-- START OF The data --

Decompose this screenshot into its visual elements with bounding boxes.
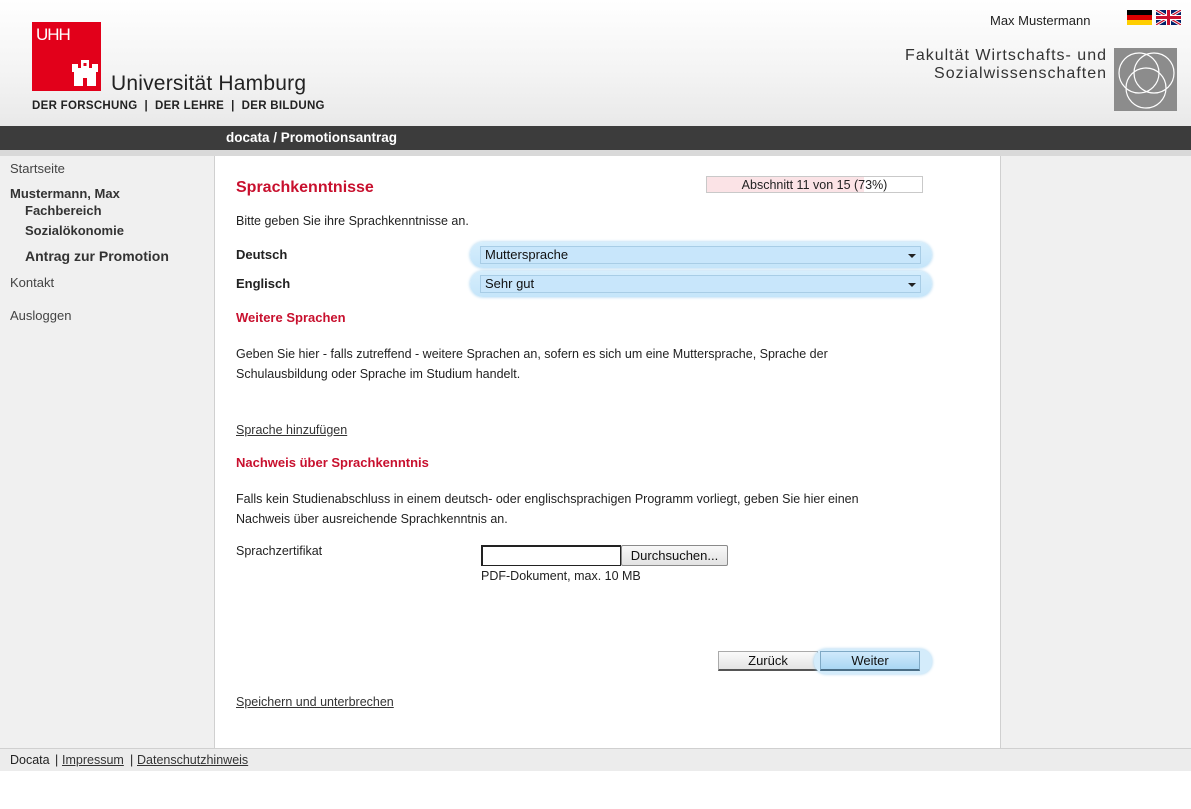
right-panel: [1000, 156, 1191, 748]
university-logo[interactable]: UHH: [32, 22, 101, 91]
sidebar-item-application[interactable]: Antrag zur Promotion: [25, 248, 169, 264]
english-level-value: Sehr gut: [485, 276, 535, 291]
sidebar-user-name: Mustermann, Max: [10, 186, 120, 201]
faculty-line-2: Sozialwissenschaften: [934, 65, 1107, 82]
footer-separator: |: [130, 753, 134, 767]
castle-icon: [72, 60, 98, 86]
certificate-label: Sprachzertifikat: [236, 544, 323, 558]
main-content: Sprachkenntnisse Abschnitt 11 von 15 (73…: [216, 156, 1000, 748]
faculty-line-1: Fakultät Wirtschafts- und: [905, 47, 1107, 64]
intro-text: Bitte geben Sie ihre Sprachkenntnisse an…: [236, 214, 469, 228]
sidebar-department: Sozialökonomie: [25, 223, 124, 238]
site-header: UHH Universität Hamburg DER FORSCHUNG | …: [0, 0, 1191, 126]
sidebar-item-logout[interactable]: Ausloggen: [10, 308, 71, 323]
section-heading-language-proof: Nachweis über Sprachkenntnis: [236, 455, 429, 470]
faculty-logo-icon[interactable]: [1114, 48, 1177, 111]
footer-separator: |: [55, 753, 59, 767]
sidebar-item-contact[interactable]: Kontakt: [10, 275, 54, 290]
next-button[interactable]: Weiter: [820, 651, 920, 671]
language-label-german: Deutsch: [236, 247, 288, 262]
footer-brand: Docata: [10, 753, 50, 767]
title-bar: docata / Promotionsantrag: [0, 126, 1191, 150]
footer-privacy-link[interactable]: Datenschutzhinweis: [137, 753, 248, 767]
chevron-down-icon: [908, 254, 916, 258]
footer: Docata | Impressum | Datenschutzhinweis: [0, 748, 1191, 771]
back-button[interactable]: Zurück: [718, 651, 818, 671]
proof-text-2: Nachweis über ausreichende Sprachkenntni…: [236, 512, 508, 526]
proof-text-1: Falls kein Studienabschluss in einem deu…: [236, 492, 859, 506]
german-level-dropdown[interactable]: Muttersprache: [480, 246, 921, 264]
sidebar-item-home[interactable]: Startseite: [10, 161, 65, 176]
certificate-file-input[interactable]: [481, 545, 621, 566]
app-title: docata / Promotionsantrag: [226, 130, 398, 145]
page-title: Sprachkenntnisse: [236, 179, 374, 196]
section-heading-more-languages: Weitere Sprachen: [236, 310, 346, 325]
footer-imprint-link[interactable]: Impressum: [62, 753, 124, 767]
german-flag-icon[interactable]: [1127, 10, 1152, 25]
save-and-pause-link[interactable]: Speichern und unterbrechen: [236, 695, 394, 709]
sidebar-department-label: Fachbereich: [25, 203, 102, 218]
browse-button[interactable]: Durchsuchen...: [621, 545, 728, 566]
faculty-name: Fakultät Wirtschafts- und Sozialwissensc…: [850, 47, 1107, 83]
university-name: Universität Hamburg: [111, 72, 307, 95]
chevron-down-icon: [908, 283, 916, 287]
english-level-dropdown[interactable]: Sehr gut: [480, 275, 921, 293]
german-level-select[interactable]: Muttersprache: [470, 242, 932, 268]
english-flag-icon[interactable]: [1156, 10, 1181, 25]
university-motto: DER FORSCHUNG | DER LEHRE | DER BILDUNG: [32, 100, 325, 112]
file-hint: PDF-Dokument, max. 10 MB: [481, 569, 641, 583]
more-languages-text-2: Schulausbildung oder Sprache im Studium …: [236, 367, 521, 381]
more-languages-text-1: Geben Sie hier - falls zutreffend - weit…: [236, 347, 828, 361]
sidebar: Startseite Mustermann, Max Fachbereich S…: [0, 156, 215, 748]
add-language-link[interactable]: Sprache hinzufügen: [236, 423, 347, 437]
progress-text: Abschnitt 11 von 15 (73%): [741, 178, 888, 192]
language-label-english: Englisch: [236, 276, 291, 291]
english-level-select[interactable]: Sehr gut: [470, 271, 932, 297]
logged-in-user: Max Mustermann: [990, 13, 1091, 28]
logo-letters: UHH: [36, 25, 71, 44]
progress-indicator: Abschnitt 11 von 15 (73%): [706, 176, 923, 193]
german-level-value: Muttersprache: [485, 247, 569, 262]
next-button-frame[interactable]: Weiter: [814, 649, 932, 674]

-- END OF The data --

Written request: Copy every line of the records above word for word, leaving out the pictures.

Final result:
Decompose this screenshot into its visual elements with bounding boxes.
right-panel: [1000, 156, 1191, 748]
university-logo[interactable]: UHH: [32, 22, 101, 91]
sidebar-item-application[interactable]: Antrag zur Promotion: [25, 248, 169, 264]
english-level-value: Sehr gut: [485, 276, 535, 291]
sidebar-user-name: Mustermann, Max: [10, 186, 120, 201]
faculty-line-2: Sozialwissenschaften: [934, 65, 1107, 82]
footer-separator: |: [130, 753, 134, 767]
castle-icon: [72, 60, 98, 86]
certificate-label: Sprachzertifikat: [236, 544, 323, 558]
main-content: Sprachkenntnisse Abschnitt 11 von 15 (73…: [216, 156, 1000, 748]
faculty-line-1: Fakultät Wirtschafts- und: [905, 47, 1107, 64]
intro-text: Bitte geben Sie ihre Sprachkenntnisse an…: [236, 214, 469, 228]
sidebar-department: Sozialökonomie: [25, 223, 124, 238]
site-header: UHH Universität Hamburg DER FORSCHUNG | …: [0, 0, 1191, 126]
sidebar-item-logout[interactable]: Ausloggen: [10, 308, 71, 323]
section-heading-language-proof: Nachweis über Sprachkenntnis: [236, 455, 429, 470]
faculty-logo-icon[interactable]: [1114, 48, 1177, 111]
footer-separator: |: [55, 753, 59, 767]
sidebar-item-contact[interactable]: Kontakt: [10, 275, 54, 290]
next-button[interactable]: Weiter: [820, 651, 920, 671]
language-label-german: Deutsch: [236, 247, 288, 262]
footer-brand: Docata: [10, 753, 50, 767]
title-bar: docata / Promotionsantrag: [0, 126, 1191, 150]
footer-privacy-link[interactable]: Datenschutzhinweis: [137, 753, 248, 767]
chevron-down-icon: [908, 254, 916, 258]
footer: Docata | Impressum | Datenschutzhinweis: [0, 748, 1191, 771]
back-button[interactable]: Zurück: [718, 651, 818, 671]
proof-text-2: Nachweis über ausreichende Sprachkenntni…: [236, 512, 508, 526]
proof-text-1: Falls kein Studienabschluss in einem deu…: [236, 492, 859, 506]
german-level-dropdown[interactable]: Muttersprache: [480, 246, 921, 264]
sidebar-item-home[interactable]: Startseite: [10, 161, 65, 176]
certificate-file-input[interactable]: [481, 545, 621, 566]
app-title: docata / Promotionsantrag: [226, 130, 398, 145]
page-title: Sprachkenntnisse: [236, 179, 374, 196]
section-heading-more-languages: Weitere Sprachen: [236, 310, 346, 325]
footer-imprint-link[interactable]: Impressum: [62, 753, 124, 767]
german-flag-icon[interactable]: [1127, 10, 1152, 25]
save-and-pause-link[interactable]: Speichern und unterbrechen: [236, 695, 394, 709]
sidebar-department-label: Fachbereich: [25, 203, 102, 218]
browse-button[interactable]: Durchsuchen...: [621, 545, 728, 566]
faculty-name: Fakultät Wirtschafts- und Sozialwissensc…: [850, 47, 1107, 83]
university-name: Universität Hamburg: [111, 72, 307, 95]
chevron-down-icon: [908, 283, 916, 287]
english-level-dropdown[interactable]: Sehr gut: [480, 275, 921, 293]
german-level-select[interactable]: Muttersprache: [470, 242, 932, 268]
english-flag-icon[interactable]: [1156, 10, 1181, 25]
university-motto: DER FORSCHUNG | DER LEHRE | DER BILDUNG: [32, 100, 325, 112]
file-hint: PDF-Dokument, max. 10 MB: [481, 569, 641, 583]
more-languages-text-2: Schulausbildung oder Sprache im Studium …: [236, 367, 521, 381]
more-languages-text-1: Geben Sie hier - falls zutreffend - weit…: [236, 347, 828, 361]
sidebar: Startseite Mustermann, Max Fachbereich S…: [0, 156, 215, 748]
add-language-link[interactable]: Sprache hinzufügen: [236, 423, 347, 437]
progress-text: Abschnitt 11 von 15 (73%): [741, 178, 888, 192]
language-label-english: Englisch: [236, 276, 291, 291]
english-level-select[interactable]: Sehr gut: [470, 271, 932, 297]
logged-in-user: Max Mustermann: [990, 13, 1091, 28]
logo-letters: UHH: [36, 25, 71, 44]
progress-indicator: Abschnitt 11 von 15 (73%): [706, 176, 923, 193]
german-level-value: Muttersprache: [485, 247, 569, 262]
next-button-frame[interactable]: Weiter: [814, 649, 932, 674]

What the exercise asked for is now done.